### Task requirements
Please copy every line of the records below that holds the word "time".

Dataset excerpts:
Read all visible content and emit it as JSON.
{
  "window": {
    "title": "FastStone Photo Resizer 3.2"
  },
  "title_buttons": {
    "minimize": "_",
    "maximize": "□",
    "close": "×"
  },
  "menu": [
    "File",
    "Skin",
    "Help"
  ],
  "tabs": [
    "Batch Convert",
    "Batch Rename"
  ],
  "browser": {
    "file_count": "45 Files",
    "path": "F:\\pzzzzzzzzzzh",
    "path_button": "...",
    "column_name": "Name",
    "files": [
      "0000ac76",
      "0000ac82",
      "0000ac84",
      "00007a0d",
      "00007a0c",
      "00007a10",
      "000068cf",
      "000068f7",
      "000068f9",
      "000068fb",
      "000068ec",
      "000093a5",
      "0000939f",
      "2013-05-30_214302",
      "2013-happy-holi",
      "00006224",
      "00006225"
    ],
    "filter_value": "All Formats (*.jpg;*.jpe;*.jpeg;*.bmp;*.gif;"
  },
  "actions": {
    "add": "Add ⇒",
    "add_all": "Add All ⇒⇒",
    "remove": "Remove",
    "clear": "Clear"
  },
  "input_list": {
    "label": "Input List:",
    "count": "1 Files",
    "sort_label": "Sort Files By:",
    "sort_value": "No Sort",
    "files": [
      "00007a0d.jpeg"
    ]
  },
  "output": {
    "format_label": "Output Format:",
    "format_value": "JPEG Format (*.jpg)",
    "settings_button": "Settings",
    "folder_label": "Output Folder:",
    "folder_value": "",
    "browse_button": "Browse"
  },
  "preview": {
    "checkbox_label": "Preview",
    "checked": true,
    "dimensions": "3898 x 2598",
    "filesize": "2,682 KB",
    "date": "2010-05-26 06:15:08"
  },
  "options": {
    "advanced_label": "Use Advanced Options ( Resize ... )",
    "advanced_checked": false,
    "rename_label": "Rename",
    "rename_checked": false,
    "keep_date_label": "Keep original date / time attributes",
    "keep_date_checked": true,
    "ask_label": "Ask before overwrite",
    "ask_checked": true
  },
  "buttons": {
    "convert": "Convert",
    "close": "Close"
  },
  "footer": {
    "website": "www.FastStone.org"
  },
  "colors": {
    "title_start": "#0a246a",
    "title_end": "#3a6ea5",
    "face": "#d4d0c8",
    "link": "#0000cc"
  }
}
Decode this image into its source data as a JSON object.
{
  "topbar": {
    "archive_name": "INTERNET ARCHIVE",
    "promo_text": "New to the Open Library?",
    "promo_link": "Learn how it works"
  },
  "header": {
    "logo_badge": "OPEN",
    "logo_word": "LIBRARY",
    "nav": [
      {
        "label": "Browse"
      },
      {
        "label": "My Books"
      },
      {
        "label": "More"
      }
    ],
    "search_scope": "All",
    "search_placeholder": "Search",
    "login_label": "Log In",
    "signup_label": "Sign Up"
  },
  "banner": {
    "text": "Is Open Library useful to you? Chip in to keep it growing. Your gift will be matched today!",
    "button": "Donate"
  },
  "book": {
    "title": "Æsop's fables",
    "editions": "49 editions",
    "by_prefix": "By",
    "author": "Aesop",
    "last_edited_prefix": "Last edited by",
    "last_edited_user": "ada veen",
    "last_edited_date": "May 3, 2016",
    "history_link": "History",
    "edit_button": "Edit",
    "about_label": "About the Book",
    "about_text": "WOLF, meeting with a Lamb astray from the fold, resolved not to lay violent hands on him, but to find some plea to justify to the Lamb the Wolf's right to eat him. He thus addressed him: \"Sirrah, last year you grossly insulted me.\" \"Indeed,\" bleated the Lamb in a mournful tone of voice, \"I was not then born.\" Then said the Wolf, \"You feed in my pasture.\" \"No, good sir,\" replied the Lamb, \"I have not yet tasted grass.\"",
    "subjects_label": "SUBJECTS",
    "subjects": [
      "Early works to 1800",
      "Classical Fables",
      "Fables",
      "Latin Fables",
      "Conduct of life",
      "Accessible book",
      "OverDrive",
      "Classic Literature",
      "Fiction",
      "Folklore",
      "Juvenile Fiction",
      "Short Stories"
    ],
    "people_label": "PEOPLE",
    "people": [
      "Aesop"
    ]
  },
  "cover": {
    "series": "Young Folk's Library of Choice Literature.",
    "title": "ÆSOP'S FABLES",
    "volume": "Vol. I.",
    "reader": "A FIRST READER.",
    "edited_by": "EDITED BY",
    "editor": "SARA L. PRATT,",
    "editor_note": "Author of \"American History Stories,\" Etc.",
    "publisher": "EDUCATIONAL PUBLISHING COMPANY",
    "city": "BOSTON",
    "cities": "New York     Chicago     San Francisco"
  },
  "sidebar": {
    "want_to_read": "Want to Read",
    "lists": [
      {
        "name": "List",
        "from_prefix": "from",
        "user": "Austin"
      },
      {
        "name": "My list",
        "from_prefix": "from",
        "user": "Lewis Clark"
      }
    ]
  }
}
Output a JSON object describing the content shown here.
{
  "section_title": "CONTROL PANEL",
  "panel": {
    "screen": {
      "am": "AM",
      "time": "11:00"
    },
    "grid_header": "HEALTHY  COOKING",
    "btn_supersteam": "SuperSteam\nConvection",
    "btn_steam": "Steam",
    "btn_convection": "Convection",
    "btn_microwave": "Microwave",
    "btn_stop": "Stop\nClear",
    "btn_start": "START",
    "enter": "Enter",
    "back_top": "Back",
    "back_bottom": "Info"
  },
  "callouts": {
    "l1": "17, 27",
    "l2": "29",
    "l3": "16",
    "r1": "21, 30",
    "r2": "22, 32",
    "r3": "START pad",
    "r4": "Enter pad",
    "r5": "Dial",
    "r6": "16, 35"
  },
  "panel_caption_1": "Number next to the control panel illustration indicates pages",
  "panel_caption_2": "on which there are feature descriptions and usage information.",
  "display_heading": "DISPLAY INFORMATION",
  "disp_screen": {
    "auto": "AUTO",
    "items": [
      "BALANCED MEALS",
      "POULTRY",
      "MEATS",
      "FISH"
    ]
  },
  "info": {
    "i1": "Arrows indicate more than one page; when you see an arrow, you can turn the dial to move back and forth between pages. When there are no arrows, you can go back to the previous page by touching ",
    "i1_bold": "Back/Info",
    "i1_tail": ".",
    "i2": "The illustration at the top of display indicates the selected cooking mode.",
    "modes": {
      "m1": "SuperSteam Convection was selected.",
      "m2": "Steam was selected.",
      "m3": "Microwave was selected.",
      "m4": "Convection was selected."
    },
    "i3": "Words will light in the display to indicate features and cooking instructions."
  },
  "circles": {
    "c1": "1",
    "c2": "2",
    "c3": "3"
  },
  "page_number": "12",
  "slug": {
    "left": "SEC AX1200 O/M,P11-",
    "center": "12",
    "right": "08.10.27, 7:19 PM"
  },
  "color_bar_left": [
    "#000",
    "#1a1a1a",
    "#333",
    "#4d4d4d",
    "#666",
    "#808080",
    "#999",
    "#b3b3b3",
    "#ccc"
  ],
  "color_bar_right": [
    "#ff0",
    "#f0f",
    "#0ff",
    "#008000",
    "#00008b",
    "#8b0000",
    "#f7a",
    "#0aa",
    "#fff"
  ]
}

### Response to this task
    "keep_date_label": "Keep original date / time attributes",
      "time": "11:00"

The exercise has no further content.